▶ _Goal_: Search the records for "name" and copy each line that holds it.
:: Input data ::
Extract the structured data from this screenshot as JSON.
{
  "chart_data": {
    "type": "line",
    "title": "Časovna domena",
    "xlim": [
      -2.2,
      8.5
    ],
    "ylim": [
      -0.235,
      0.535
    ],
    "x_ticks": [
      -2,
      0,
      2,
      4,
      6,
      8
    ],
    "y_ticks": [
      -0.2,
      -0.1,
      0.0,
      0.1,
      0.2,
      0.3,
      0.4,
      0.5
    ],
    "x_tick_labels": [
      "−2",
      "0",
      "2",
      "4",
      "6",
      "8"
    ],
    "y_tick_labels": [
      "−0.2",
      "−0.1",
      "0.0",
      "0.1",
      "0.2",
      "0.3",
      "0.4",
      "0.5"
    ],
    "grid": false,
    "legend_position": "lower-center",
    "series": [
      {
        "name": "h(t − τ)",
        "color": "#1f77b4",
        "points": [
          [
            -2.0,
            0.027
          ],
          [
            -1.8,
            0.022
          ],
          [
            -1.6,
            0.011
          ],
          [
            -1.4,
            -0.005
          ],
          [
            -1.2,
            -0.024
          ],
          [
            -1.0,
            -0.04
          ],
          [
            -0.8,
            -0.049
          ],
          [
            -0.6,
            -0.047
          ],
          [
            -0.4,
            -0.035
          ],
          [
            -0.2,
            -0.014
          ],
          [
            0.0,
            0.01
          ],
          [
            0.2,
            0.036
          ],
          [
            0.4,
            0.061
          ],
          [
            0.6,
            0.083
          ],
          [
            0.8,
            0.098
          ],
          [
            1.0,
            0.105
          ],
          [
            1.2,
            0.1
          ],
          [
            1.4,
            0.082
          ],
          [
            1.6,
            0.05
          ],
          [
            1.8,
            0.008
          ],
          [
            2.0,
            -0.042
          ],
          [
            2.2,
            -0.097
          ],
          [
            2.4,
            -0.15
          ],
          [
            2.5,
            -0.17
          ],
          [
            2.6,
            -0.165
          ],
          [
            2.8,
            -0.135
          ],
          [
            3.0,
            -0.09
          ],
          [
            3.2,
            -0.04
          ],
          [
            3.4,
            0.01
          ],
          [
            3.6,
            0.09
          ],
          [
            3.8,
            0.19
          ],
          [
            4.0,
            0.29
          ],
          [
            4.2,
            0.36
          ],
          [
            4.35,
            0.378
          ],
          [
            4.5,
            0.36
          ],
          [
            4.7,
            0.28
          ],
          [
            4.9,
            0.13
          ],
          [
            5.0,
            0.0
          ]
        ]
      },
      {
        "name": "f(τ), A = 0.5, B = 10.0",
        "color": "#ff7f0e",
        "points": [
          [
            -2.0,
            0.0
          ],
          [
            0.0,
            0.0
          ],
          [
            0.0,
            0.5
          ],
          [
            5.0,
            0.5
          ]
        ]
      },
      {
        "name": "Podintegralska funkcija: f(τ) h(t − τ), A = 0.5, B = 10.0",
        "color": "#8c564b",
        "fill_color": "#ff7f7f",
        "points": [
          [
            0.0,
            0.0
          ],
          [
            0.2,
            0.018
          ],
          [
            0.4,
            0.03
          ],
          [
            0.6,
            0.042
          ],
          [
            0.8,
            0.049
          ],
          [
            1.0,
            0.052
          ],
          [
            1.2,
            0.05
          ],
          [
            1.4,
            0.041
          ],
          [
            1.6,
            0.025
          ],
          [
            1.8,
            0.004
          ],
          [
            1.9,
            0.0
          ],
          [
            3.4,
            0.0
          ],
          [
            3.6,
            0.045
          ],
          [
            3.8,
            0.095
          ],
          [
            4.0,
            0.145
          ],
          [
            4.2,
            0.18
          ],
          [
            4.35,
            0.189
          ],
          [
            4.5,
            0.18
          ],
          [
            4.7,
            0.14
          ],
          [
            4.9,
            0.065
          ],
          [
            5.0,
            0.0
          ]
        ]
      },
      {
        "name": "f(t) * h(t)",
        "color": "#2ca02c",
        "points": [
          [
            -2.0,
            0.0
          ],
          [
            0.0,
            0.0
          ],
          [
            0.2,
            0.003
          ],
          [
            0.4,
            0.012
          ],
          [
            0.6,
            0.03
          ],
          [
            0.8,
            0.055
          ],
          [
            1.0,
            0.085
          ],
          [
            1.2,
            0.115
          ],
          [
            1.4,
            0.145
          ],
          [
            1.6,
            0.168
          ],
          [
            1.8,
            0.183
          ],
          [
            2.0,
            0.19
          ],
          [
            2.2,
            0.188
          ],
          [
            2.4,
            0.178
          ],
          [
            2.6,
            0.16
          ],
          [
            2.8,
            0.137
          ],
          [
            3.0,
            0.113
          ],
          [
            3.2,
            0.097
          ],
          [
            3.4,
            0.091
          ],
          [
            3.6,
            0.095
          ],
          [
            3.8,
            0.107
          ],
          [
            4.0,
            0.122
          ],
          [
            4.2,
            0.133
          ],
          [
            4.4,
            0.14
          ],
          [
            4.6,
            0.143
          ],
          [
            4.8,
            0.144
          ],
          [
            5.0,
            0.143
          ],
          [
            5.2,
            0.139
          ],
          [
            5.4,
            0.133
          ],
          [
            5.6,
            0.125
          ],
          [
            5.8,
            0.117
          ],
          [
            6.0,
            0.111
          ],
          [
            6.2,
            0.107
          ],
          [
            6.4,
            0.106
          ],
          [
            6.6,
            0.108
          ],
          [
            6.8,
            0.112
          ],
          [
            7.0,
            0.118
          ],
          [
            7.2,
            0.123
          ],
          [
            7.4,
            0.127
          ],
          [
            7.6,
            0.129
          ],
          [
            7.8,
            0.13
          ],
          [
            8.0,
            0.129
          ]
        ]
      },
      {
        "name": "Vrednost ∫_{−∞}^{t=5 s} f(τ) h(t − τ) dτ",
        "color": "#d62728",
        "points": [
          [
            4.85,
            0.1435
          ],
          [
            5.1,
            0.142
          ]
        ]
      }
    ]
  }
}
:::
▶ _Finished answer_:
        "name": "h(t − τ)",
        "name": "f(τ), A = 0.5, B = 10.0",
        "name": "Podintegralska funkcija: f(τ) h(t − τ), A = 0.5, B = 10.0",
        "name": "f(t) * h(t)",
        "name": "Vrednost ∫_{−∞}^{t=5 s} f(τ) h(t − τ) dτ",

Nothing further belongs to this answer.